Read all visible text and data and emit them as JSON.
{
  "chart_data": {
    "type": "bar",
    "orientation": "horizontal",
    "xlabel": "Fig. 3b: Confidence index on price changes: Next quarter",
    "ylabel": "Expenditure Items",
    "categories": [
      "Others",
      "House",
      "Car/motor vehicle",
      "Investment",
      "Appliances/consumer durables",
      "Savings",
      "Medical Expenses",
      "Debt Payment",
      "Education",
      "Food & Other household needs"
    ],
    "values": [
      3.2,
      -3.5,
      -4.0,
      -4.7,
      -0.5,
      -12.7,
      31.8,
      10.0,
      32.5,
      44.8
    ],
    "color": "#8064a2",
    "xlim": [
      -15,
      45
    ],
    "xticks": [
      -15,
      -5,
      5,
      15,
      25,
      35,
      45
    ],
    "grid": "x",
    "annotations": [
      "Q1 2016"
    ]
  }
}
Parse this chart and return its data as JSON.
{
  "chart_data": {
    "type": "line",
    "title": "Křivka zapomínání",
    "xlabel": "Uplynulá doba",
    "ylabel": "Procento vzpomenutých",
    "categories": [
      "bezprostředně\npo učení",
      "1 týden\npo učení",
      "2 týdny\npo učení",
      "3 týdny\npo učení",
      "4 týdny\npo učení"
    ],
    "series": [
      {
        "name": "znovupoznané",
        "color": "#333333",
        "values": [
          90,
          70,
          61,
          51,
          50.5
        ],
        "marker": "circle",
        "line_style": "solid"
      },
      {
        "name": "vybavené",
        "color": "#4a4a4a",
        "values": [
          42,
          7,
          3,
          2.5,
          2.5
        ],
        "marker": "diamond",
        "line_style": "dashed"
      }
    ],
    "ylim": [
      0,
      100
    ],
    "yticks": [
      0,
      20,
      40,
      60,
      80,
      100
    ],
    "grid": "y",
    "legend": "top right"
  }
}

[What the task asks]
Your task is to extract all of the records exactly.

[Response]
Read all visible text and data and emit them as JSON.
{
  "chart_data": {
    "type": "bar",
    "orientation": "horizontal",
    "xlabel": "Fig. 3b: Confidence index on price changes: Next quarter",
    "ylabel": "Expenditure Items",
    "categories": [
      "Others",
      "House",
      "Car/motor vehicle",
      "Investment",
      "Appliances/consumer durables",
      "Savings",
      "Medical Expenses",
      "Debt Payment",
      "Education",
      "Food & Other household needs"
    ],
    "values": [
      3.2,
      -3.5,
      -4.0,
      -4.7,
      -0.5,
      -12.7,
      31.8,
      10.0,
      32.5,
      44.8
    ],
    "color": "#8064a2",
    "xlim": [
      -15,
      45
    ],
    "xticks": [
      -15,
      -5,
      5,
      15,
      25,
      35,
      45
    ],
    "grid": "x",
    "annotations": [
      "Q1 2016"
    ]
  }
}
Parse this chart and return its data as JSON.
{
  "chart_data": {
    "type": "line",
    "title": "Křivka zapomínání",
    "xlabel": "Uplynulá doba",
    "ylabel": "Procento vzpomenutých",
    "categories": [
      "bezprostředně\npo učení",
      "1 týden\npo učení",
      "2 týdny\npo učení",
      "3 týdny\npo učení",
      "4 týdny\npo učení"
    ],
    "series": [
      {
        "name": "znovupoznané",
        "color": "#333333",
        "values": [
          90,
          70,
          61,
          51,
          50.5
        ],
        "marker": "circle",
        "line_style": "solid"
      },
      {
        "name": "vybavené",
        "color": "#4a4a4a",
        "values": [
          42,
          7,
          3,
          2.5,
          2.5
        ],
        "marker": "diamond",
        "line_style": "dashed"
      }
    ],
    "ylim": [
      0,
      100
    ],
    "yticks": [
      0,
      20,
      40,
      60,
      80,
      100
    ],
    "grid": "y",
    "legend": "top right"
  }
}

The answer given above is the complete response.